Supplied material.

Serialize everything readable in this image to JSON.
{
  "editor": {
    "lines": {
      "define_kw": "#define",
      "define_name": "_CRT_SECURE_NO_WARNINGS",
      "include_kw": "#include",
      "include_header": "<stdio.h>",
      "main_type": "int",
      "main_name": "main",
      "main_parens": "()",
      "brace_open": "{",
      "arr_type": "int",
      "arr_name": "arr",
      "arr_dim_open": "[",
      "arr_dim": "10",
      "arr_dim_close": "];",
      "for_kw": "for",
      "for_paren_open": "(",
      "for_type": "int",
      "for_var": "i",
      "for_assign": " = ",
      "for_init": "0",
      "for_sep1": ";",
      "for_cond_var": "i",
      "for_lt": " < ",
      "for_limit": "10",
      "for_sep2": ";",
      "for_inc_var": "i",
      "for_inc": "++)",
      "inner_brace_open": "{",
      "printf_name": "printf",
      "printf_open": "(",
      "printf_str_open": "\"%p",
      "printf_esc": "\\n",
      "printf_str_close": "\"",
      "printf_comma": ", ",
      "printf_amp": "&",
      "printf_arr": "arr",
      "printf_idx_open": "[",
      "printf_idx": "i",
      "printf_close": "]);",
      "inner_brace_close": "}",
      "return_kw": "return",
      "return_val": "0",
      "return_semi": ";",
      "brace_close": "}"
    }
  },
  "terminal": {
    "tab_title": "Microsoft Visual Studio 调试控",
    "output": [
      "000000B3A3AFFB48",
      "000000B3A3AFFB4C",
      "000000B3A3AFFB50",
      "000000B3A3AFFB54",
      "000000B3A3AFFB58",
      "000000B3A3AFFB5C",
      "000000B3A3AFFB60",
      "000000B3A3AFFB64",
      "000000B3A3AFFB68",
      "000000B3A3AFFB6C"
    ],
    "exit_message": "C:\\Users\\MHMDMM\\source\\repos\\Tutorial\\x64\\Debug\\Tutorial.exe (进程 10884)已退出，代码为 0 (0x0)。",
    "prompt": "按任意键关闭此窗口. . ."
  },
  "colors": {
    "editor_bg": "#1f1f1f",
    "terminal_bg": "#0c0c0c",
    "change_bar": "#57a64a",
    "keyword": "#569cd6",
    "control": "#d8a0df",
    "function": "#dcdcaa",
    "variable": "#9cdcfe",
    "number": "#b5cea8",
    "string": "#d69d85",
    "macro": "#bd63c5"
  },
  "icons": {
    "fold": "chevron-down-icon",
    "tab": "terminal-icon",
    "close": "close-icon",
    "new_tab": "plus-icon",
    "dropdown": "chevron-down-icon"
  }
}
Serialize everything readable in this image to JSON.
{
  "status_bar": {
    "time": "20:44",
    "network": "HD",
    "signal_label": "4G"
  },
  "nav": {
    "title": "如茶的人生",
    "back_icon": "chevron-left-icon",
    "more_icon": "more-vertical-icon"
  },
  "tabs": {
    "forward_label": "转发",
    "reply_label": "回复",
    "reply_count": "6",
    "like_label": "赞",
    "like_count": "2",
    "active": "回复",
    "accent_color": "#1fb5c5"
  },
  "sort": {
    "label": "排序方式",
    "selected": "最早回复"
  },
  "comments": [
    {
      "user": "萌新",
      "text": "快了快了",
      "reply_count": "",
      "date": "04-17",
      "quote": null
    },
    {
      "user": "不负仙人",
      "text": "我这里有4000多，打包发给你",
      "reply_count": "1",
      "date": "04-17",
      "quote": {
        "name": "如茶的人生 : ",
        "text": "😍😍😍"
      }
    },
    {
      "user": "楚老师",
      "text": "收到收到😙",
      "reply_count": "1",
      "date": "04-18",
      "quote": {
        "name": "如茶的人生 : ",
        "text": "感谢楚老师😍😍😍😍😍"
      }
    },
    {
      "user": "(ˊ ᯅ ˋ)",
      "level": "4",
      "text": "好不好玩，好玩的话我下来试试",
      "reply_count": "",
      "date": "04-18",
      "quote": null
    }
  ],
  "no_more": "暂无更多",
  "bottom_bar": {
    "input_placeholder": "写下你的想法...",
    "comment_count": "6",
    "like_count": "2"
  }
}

Exercise objective. Out of the material above, gather each line where "down" appears.

Response to the task.
    "fold": "chevron-down-icon",
    "dropdown": "chevron-down-icon"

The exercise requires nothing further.